As autoridades de saúde da Índia confirmaram, nesta segunda-feira (26/1), um novo surto do vírus Nipah na cidade de Calcutá. Até o momento, cinco casos foram diagnosticados, incluindo profissionais de saúde que tiveram contato com os primeiros pacientes. O cenário é de vigilância máxima: um dos infectados está em estado crítico e mais de 100 pessoas foram isoladas preventivamente para conter a propagação do patógeno.
O Nipah é listado pela Organização Mundial da Saúde (OMS) como um dos vírus com maior potencial epidêmico do mundo, exigindo pesquisas urgentes devido à sua alta taxa de letalidade.
O que é o vírus Nipah e como ocorre a transmissão?
O vírus tem como reservatório natural os morcegos frugívoros (que se alimentam de frutas). A infecção em humanos ocorre principalmente de três formas:
- Consumo: Ingestão de frutas ou seiva de árvores contaminadas por saliva ou excrementos de morcegos infectados.
※
• **PERGUNTAS**:
a - Segundo o texto sobre o vírus Nipah, quantas pessoas foram isoladas para evitar que a doença se espalhasse?
b - Continue o texto sobre o vírus Nipah a partir do ponto em que ele termina.

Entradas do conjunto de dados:
※
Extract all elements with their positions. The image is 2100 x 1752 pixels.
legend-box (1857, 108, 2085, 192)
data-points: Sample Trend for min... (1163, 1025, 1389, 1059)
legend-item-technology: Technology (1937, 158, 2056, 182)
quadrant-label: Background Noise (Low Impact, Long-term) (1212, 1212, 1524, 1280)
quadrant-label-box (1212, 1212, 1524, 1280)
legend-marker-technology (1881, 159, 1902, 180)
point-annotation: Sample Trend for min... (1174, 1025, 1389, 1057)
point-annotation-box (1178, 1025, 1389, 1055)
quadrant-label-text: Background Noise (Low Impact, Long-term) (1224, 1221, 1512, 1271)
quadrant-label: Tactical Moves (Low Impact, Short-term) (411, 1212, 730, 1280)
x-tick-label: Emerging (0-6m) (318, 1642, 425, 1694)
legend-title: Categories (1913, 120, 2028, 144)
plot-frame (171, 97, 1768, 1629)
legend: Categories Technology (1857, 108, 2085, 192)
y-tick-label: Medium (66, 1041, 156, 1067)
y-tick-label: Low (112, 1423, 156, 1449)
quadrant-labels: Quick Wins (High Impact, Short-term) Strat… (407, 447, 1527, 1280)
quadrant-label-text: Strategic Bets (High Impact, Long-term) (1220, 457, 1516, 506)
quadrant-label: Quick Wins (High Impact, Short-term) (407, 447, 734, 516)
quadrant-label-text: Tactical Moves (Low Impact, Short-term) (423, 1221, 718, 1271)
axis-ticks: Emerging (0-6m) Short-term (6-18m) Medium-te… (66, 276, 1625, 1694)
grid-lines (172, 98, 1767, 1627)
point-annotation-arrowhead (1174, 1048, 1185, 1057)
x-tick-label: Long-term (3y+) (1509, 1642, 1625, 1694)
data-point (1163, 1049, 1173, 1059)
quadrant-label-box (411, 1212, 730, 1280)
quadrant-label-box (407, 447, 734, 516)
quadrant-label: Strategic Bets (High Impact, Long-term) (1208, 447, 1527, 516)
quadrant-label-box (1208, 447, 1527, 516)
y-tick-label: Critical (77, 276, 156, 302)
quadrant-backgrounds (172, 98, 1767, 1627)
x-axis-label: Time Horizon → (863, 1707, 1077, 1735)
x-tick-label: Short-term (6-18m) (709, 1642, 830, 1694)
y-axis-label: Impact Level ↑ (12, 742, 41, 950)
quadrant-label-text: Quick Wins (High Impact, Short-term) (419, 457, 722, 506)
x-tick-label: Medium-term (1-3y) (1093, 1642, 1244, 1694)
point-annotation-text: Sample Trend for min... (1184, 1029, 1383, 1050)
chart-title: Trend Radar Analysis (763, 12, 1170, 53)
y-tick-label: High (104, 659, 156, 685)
※
• **RESPOSTAS**:
a - Mais de 100 pessoas.

b -
- Contato Animal: Proximidade com animais doentes, como porcos.
- Transmissão Inter-humana: Contato direto com secreções de pessoas já doentes (o que explica a contaminação de médicos no surto atual).
Sintomas e Gravidade: Taxa de letalidade chega a 75%
A doença é considerada extremamente perigosa por não possuir vacina nem tratamento específico. Os sintomas iniciais lembram uma gripe forte, mas podem evoluir rapidamente para quadros neurológicos fatais.
- Sinais iniciais: Febre alta, dores musculares, dor de cabeça intensa, garganta inflamada e vômitos.
- Complicações respiratórias: Pneumonia atípica e síndrome do desconforto respiratório agudo.
- Ataque ao sistema nervoso: Tontura extrema, sonolência e desorientação. Em casos graves, o paciente desenvolve encefalite (inflamação do cérebro) e convulsões, podendo entrar em coma em apenas 24 ou 48 horas.
Janela de Incubação e Riscos Globais
| Indicador | Status Atual |
| Localização | Calcutá, Índia |
| Casos Confirmados | 5 (incluindo médicos) |
| Em Quarentena | +100 pessoas |
| Prevenção | Isolamento e higiene rigorosa |
| Tratamento | Apenas suporte aos sintomas (não há vacina) |
O vírus possui um período de incubação variado, geralmente entre 4 e 14 dias, mas há registros de casos em que o patógeno permaneceu latente por até 45 dias.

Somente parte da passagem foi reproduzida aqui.